··· STORED RECORDS ···

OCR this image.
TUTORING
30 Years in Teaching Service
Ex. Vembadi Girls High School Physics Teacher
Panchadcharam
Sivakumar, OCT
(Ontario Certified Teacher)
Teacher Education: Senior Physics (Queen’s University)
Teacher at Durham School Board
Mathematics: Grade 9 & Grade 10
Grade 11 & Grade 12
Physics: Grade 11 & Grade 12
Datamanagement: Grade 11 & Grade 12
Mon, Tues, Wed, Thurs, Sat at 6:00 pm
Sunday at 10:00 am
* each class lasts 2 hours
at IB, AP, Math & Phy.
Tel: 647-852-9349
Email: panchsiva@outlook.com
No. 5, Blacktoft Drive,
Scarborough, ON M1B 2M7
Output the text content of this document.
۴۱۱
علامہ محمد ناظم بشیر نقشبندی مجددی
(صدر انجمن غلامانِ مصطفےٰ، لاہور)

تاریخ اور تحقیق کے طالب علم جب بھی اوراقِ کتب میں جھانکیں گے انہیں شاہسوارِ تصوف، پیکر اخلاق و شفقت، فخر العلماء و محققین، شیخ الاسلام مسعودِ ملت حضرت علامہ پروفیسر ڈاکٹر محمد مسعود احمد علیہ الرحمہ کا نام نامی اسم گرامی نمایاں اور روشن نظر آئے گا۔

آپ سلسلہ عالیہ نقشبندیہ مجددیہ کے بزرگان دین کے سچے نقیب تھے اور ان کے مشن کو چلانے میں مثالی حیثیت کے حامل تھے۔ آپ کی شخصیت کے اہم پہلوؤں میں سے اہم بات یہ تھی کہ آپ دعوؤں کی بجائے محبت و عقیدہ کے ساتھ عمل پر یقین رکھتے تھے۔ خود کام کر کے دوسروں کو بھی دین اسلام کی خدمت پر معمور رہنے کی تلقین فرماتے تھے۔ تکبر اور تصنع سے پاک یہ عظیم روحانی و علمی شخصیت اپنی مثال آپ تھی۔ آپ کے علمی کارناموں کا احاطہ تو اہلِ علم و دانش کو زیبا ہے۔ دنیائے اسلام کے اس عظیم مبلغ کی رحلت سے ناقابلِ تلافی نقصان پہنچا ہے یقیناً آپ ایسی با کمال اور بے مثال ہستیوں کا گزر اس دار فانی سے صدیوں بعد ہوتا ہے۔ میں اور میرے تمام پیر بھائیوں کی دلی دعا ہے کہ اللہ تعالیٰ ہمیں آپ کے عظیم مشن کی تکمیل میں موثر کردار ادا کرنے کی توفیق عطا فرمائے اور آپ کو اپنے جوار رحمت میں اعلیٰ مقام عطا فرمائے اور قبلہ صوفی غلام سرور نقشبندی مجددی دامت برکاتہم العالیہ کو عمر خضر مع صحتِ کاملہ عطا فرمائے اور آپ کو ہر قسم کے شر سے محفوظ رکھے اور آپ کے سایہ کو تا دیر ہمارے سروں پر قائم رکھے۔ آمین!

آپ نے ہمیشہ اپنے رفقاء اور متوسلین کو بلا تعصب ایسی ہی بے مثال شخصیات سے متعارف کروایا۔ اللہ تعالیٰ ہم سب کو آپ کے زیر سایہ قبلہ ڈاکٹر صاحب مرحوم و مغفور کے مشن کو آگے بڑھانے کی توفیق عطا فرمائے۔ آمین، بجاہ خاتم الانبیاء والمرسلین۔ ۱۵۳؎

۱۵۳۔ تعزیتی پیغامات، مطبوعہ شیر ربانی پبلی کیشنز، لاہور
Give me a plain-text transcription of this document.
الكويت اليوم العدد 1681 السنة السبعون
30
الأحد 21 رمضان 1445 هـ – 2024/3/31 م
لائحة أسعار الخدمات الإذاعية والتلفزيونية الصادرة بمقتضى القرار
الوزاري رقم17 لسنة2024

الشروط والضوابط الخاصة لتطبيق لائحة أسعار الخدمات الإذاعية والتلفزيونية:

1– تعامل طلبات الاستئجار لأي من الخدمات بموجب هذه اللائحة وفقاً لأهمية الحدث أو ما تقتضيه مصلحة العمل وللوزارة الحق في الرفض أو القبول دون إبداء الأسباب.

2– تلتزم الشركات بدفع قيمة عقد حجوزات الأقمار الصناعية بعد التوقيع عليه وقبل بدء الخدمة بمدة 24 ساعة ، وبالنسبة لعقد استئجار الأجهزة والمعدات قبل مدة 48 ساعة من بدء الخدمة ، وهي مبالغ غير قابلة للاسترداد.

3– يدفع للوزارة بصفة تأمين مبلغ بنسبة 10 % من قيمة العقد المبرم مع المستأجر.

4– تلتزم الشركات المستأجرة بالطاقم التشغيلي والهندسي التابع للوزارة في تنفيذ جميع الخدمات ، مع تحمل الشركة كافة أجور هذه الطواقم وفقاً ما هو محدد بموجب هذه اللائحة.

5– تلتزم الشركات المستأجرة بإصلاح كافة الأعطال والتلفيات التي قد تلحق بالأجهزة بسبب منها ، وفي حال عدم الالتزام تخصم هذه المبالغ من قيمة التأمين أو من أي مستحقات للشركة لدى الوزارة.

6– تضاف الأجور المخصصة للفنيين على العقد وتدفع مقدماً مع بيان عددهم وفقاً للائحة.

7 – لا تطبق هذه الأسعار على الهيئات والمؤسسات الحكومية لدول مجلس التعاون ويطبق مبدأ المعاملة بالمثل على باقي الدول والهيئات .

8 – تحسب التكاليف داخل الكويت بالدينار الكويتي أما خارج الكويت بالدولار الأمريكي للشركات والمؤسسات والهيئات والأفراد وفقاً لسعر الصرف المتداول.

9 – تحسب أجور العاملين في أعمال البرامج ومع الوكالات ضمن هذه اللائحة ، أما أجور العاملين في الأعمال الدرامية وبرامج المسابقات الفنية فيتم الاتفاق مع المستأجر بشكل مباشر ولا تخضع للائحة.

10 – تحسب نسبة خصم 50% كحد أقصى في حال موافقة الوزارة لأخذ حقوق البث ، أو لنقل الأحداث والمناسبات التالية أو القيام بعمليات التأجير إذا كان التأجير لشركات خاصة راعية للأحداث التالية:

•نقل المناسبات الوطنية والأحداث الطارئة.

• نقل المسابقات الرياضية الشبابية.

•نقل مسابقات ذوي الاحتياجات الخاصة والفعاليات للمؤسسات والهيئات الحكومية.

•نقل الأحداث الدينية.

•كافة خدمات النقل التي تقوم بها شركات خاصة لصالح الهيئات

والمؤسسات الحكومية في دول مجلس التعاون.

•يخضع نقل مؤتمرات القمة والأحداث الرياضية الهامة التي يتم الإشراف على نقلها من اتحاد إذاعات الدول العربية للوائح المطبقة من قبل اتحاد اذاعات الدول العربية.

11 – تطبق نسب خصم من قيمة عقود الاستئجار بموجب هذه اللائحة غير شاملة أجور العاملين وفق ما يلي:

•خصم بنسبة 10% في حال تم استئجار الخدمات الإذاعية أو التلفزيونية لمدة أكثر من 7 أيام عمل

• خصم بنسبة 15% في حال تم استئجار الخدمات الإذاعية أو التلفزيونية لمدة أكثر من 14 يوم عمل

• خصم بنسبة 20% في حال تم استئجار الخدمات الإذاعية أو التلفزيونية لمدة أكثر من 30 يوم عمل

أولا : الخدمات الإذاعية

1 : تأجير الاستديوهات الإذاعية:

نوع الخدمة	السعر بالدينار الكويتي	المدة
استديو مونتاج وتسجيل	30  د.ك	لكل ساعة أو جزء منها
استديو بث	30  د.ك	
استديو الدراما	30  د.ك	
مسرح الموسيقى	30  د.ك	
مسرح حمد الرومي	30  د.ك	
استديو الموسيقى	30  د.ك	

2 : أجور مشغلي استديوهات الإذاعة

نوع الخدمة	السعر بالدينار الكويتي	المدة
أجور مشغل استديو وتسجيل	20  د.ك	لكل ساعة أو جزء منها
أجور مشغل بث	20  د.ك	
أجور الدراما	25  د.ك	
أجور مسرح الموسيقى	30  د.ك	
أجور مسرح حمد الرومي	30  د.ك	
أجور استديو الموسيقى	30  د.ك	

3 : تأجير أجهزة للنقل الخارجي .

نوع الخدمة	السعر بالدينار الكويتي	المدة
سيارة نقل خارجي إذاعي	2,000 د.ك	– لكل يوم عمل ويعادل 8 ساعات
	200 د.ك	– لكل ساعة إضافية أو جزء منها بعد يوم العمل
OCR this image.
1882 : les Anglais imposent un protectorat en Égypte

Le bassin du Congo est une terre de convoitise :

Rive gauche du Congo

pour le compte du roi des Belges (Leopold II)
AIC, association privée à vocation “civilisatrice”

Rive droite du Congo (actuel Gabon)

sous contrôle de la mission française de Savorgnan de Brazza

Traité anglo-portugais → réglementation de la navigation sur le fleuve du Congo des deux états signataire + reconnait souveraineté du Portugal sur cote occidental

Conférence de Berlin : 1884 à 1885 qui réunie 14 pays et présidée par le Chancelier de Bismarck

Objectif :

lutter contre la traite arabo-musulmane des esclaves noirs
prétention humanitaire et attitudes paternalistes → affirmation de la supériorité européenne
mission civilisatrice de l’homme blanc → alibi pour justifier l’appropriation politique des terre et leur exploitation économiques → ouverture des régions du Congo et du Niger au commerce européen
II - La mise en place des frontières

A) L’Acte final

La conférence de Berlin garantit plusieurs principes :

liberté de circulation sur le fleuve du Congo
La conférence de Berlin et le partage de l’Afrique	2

···

* _PROBLEM DESCRIPTION_: Count each line where the string "الاستئجار" occurs, and write only the number.

* _RESPONSE_: 2